* **WORK TO COMPLETE**: Please return the records below exactly as they stand.

BEGIN MATERIAL PROVIDED

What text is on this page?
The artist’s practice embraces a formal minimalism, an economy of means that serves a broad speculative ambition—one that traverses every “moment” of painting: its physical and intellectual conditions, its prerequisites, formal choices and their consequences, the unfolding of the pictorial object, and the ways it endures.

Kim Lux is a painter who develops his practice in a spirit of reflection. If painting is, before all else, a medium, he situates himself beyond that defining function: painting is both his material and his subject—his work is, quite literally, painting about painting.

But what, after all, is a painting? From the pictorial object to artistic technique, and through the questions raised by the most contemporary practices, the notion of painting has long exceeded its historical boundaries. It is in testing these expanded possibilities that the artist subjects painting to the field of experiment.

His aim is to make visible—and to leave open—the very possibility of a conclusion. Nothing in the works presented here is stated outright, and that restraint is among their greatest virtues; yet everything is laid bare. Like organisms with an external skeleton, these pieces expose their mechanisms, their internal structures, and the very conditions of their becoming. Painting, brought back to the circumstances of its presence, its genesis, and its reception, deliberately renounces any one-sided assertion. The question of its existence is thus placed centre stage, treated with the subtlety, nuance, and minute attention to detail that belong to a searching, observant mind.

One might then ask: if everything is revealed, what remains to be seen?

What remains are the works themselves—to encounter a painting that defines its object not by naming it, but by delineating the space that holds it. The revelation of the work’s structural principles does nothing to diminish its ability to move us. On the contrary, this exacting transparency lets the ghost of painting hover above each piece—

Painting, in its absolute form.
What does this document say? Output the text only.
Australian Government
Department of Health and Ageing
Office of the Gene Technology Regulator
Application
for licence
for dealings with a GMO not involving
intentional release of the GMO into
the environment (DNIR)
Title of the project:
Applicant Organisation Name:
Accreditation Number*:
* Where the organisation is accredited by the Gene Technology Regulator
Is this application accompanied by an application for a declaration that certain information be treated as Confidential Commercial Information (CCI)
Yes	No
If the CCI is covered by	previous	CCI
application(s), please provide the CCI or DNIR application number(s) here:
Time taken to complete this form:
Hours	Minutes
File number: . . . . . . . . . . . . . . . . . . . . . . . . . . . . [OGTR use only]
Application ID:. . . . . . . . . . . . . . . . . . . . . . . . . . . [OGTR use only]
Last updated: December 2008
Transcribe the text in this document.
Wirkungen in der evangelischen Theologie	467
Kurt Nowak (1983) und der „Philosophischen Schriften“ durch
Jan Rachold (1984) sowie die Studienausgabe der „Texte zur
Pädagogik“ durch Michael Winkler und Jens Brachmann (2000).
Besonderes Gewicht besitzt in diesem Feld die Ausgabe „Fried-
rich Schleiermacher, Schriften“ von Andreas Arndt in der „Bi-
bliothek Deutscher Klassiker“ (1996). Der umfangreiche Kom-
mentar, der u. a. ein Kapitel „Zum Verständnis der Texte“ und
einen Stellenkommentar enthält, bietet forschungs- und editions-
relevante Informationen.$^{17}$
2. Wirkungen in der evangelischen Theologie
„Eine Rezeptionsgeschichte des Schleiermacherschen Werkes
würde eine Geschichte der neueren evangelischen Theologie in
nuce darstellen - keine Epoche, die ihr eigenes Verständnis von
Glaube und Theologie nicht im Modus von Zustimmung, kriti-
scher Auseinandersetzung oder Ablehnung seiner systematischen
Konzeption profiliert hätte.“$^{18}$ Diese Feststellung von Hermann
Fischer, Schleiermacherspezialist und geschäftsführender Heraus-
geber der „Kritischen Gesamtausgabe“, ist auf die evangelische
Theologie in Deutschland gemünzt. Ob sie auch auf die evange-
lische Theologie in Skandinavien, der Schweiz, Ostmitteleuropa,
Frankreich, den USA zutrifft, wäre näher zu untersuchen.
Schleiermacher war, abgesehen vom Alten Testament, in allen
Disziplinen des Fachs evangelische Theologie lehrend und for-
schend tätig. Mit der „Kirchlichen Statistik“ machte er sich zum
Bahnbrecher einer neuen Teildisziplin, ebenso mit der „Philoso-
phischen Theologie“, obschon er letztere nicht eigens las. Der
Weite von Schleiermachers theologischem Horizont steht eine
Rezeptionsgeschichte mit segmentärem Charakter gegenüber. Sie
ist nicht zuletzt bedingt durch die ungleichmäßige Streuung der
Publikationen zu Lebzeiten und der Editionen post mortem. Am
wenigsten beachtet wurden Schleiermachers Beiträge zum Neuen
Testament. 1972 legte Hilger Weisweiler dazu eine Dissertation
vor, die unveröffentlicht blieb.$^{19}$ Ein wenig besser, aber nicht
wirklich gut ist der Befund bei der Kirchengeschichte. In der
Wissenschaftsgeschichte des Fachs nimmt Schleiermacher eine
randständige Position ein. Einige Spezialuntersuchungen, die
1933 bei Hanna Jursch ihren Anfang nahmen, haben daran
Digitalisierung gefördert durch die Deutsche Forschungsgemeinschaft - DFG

END MATERIAL PROVIDED

* **RESULT OF THIS EXERCISE**:
What text is on this page?
The artist’s practice embraces a formal minimalism, an economy of means that serves a broad speculative ambition—one that traverses every “moment” of painting: its physical and intellectual conditions, its prerequisites, formal choices and their consequences, the unfolding of the pictorial object, and the ways it endures.

Kim Lux is a painter who develops his practice in a spirit of reflection. If painting is, before all else, a medium, he situates himself beyond that defining function: painting is both his material and his subject—his work is, quite literally, painting about painting.

But what, after all, is a painting? From the pictorial object to artistic technique, and through the questions raised by the most contemporary practices, the notion of painting has long exceeded its historical boundaries. It is in testing these expanded possibilities that the artist subjects painting to the field of experiment.

His aim is to make visible—and to leave open—the very possibility of a conclusion. Nothing in the works presented here is stated outright, and that restraint is among their greatest virtues; yet everything is laid bare. Like organisms with an external skeleton, these pieces expose their mechanisms, their internal structures, and the very conditions of their becoming. Painting, brought back to the circumstances of its presence, its genesis, and its reception, deliberately renounces any one-sided assertion. The question of its existence is thus placed centre stage, treated with the subtlety, nuance, and minute attention to detail that belong to a searching, observant mind.

One might then ask: if everything is revealed, what remains to be seen?

What remains are the works themselves—to encounter a painting that defines its object not by naming it, but by delineating the space that holds it. The revelation of the work’s structural principles does nothing to diminish its ability to move us. On the contrary, this exacting transparency lets the ghost of painting hover above each piece—

Painting, in its absolute form.
What does this document say? Output the text only.
Australian Government
Department of Health and Ageing
Office of the Gene Technology Regulator
Application
for licence
for dealings with a GMO not involving
intentional release of the GMO into
the environment (DNIR)
Title of the project:
Applicant Organisation Name:
Accreditation Number*:
* Where the organisation is accredited by the Gene Technology Regulator
Is this application accompanied by an application for a declaration that certain information be treated as Confidential Commercial Information (CCI)
Yes	No
If the CCI is covered by	previous	CCI
application(s), please provide the CCI or DNIR application number(s) here:
Time taken to complete this form:
Hours	Minutes
File number: . . . . . . . . . . . . . . . . . . . . . . . . . . . . [OGTR use only]
Application ID:. . . . . . . . . . . . . . . . . . . . . . . . . . . [OGTR use only]
Last updated: December 2008
Transcribe the text in this document.
Wirkungen in der evangelischen Theologie	467
Kurt Nowak (1983) und der „Philosophischen Schriften“ durch
Jan Rachold (1984) sowie die Studienausgabe der „Texte zur
Pädagogik“ durch Michael Winkler und Jens Brachmann (2000).
Besonderes Gewicht besitzt in diesem Feld die Ausgabe „Fried-
rich Schleiermacher, Schriften“ von Andreas Arndt in der „Bi-
bliothek Deutscher Klassiker“ (1996). Der umfangreiche Kom-
mentar, der u. a. ein Kapitel „Zum Verständnis der Texte“ und
einen Stellenkommentar enthält, bietet forschungs- und editions-
relevante Informationen.$^{17}$
2. Wirkungen in der evangelischen Theologie
„Eine Rezeptionsgeschichte des Schleiermacherschen Werkes
würde eine Geschichte der neueren evangelischen Theologie in
nuce darstellen - keine Epoche, die ihr eigenes Verständnis von
Glaube und Theologie nicht im Modus von Zustimmung, kriti-
scher Auseinandersetzung oder Ablehnung seiner systematischen
Konzeption profiliert hätte.“$^{18}$ Diese Feststellung von Hermann
Fischer, Schleiermacherspezialist und geschäftsführender Heraus-
geber der „Kritischen Gesamtausgabe“, ist auf die evangelische
Theologie in Deutschland gemünzt. Ob sie auch auf die evange-
lische Theologie in Skandinavien, der Schweiz, Ostmitteleuropa,
Frankreich, den USA zutrifft, wäre näher zu untersuchen.
Schleiermacher war, abgesehen vom Alten Testament, in allen
Disziplinen des Fachs evangelische Theologie lehrend und for-
schend tätig. Mit der „Kirchlichen Statistik“ machte er sich zum
Bahnbrecher einer neuen Teildisziplin, ebenso mit der „Philoso-
phischen Theologie“, obschon er letztere nicht eigens las. Der
Weite von Schleiermachers theologischem Horizont steht eine
Rezeptionsgeschichte mit segmentärem Charakter gegenüber. Sie
ist nicht zuletzt bedingt durch die ungleichmäßige Streuung der
Publikationen zu Lebzeiten und der Editionen post mortem. Am
wenigsten beachtet wurden Schleiermachers Beiträge zum Neuen
Testament. 1972 legte Hilger Weisweiler dazu eine Dissertation
vor, die unveröffentlicht blieb.$^{19}$ Ein wenig besser, aber nicht
wirklich gut ist der Befund bei der Kirchengeschichte. In der
Wissenschaftsgeschichte des Fachs nimmt Schleiermacher eine
randständige Position ein. Einige Spezialuntersuchungen, die
1933 bei Hanna Jursch ihren Anfang nahmen, haben daran
Digitalisierung gefördert durch die Deutsche Forschungsgemeinschaft - DFG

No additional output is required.